[[ Supplied entries, beginning ]]
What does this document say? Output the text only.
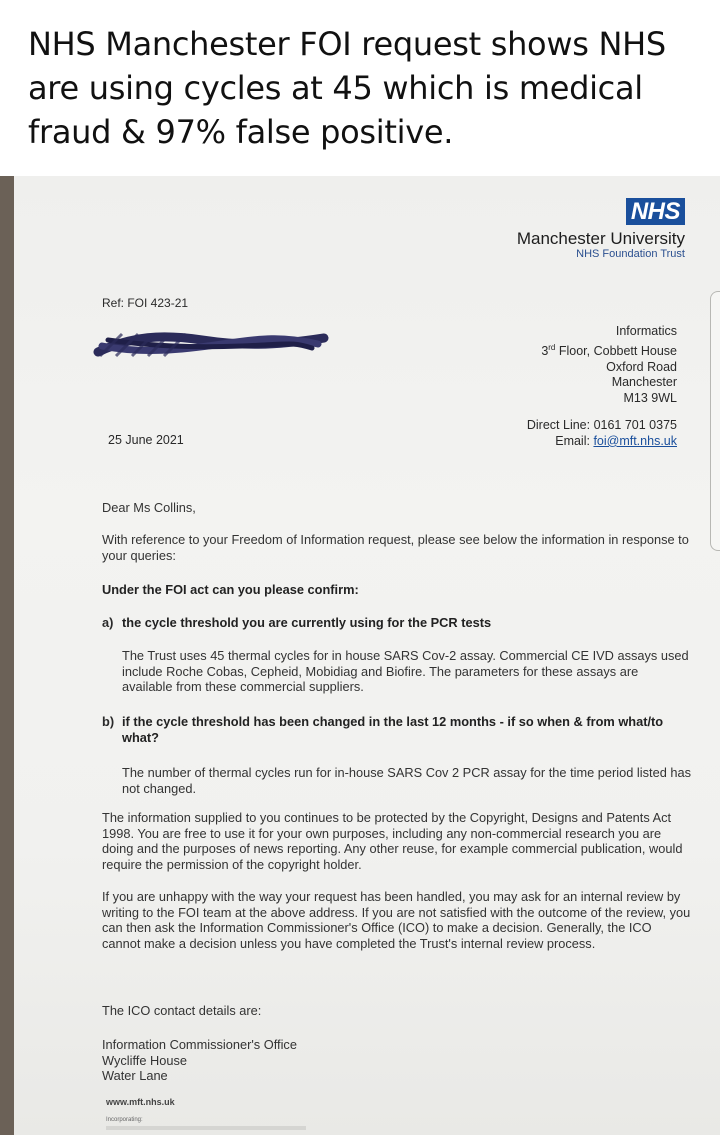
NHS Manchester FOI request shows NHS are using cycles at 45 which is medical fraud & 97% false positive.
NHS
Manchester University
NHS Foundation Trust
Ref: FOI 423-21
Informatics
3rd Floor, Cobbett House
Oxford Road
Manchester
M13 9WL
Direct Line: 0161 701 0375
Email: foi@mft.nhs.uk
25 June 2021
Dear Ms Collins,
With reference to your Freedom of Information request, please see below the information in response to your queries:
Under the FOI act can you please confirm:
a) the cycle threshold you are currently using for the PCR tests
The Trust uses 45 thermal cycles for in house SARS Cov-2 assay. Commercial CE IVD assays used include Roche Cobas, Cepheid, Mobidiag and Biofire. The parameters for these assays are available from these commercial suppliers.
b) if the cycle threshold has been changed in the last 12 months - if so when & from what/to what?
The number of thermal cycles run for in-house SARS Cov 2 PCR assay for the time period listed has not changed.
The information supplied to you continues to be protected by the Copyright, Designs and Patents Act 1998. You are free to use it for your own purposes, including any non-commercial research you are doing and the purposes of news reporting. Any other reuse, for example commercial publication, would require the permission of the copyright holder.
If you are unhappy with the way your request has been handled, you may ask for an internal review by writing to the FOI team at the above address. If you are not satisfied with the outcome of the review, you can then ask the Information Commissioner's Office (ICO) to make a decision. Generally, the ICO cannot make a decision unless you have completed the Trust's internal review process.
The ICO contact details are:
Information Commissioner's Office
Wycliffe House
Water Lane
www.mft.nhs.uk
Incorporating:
[[ Supplied entries, end ]]
[[ Supplied entries, beginning ]]
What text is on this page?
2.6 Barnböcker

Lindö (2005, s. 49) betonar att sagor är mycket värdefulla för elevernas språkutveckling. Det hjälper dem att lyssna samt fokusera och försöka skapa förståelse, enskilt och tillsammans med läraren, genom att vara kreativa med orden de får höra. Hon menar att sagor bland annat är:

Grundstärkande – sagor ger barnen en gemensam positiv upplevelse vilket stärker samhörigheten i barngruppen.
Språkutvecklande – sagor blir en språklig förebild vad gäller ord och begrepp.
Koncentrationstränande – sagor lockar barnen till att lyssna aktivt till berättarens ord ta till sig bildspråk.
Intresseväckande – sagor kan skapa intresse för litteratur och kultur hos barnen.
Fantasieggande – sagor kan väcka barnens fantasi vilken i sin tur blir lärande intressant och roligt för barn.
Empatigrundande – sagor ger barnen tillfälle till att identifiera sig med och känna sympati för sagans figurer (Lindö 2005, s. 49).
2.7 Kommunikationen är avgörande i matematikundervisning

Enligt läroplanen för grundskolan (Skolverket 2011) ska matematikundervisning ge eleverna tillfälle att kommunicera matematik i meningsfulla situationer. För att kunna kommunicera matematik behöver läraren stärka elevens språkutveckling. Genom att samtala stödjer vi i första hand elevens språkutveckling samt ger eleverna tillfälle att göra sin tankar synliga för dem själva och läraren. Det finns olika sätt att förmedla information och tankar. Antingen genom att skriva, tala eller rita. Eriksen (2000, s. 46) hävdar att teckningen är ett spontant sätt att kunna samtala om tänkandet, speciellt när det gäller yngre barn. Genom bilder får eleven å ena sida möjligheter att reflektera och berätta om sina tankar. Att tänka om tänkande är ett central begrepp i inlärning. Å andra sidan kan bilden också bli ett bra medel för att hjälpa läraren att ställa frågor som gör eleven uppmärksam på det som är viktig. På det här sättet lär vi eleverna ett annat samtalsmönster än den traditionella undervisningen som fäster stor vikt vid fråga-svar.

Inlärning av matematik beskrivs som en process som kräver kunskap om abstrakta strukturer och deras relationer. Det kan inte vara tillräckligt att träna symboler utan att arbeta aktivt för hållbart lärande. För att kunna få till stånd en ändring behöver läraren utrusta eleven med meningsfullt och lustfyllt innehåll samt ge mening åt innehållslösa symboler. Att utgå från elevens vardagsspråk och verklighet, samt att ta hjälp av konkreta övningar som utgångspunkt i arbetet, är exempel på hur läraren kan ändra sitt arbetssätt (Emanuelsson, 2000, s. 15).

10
[[ Supplied entries, end ]]
-- What is expected --
Return every line above in which the string "språkutveckling" occurs.

-- Exercise answer --
Lindö (2005, s. 49) betonar att sagor är mycket värdefulla för elevernas språkutveckling. Det hjälper dem att lyssna samt fokusera och försöka skapa förståelse, enskilt och tillsammans med läraren, genom att vara kreativa med orden de får höra. Hon menar att sagor bland annat är:
Enligt läroplanen för grundskolan (Skolverket 2011) ska matematikundervisning ge eleverna tillfälle att kommunicera matematik i meningsfulla situationer. För att kunna kommunicera matematik behöver läraren stärka elevens språkutveckling. Genom att samtala stödjer vi i första hand elevens språkutveckling samt ger eleverna tillfälle att göra sin tankar synliga för dem själva och läraren. Det finns olika sätt att förmedla information och tankar. Antingen genom att skriva, tala eller rita. Eriksen (2000, s. 46) hävdar att teckningen är ett spontant sätt att kunna samtala om tänkandet, speciellt när det gäller yngre barn. Genom bilder får eleven å ena sida möjligheter att reflektera och berätta om sina tankar. Att tänka om tänkande är ett central begrepp i inlärning. Å andra sidan kan bilden också bli ett bra medel för att hjälpa läraren att ställa frågor som gör eleven uppmärksam på det som är viktig. På det här sättet lär vi eleverna ett annat samtalsmönster än den traditionella undervisningen som fäster stor vikt vid fråga-svar.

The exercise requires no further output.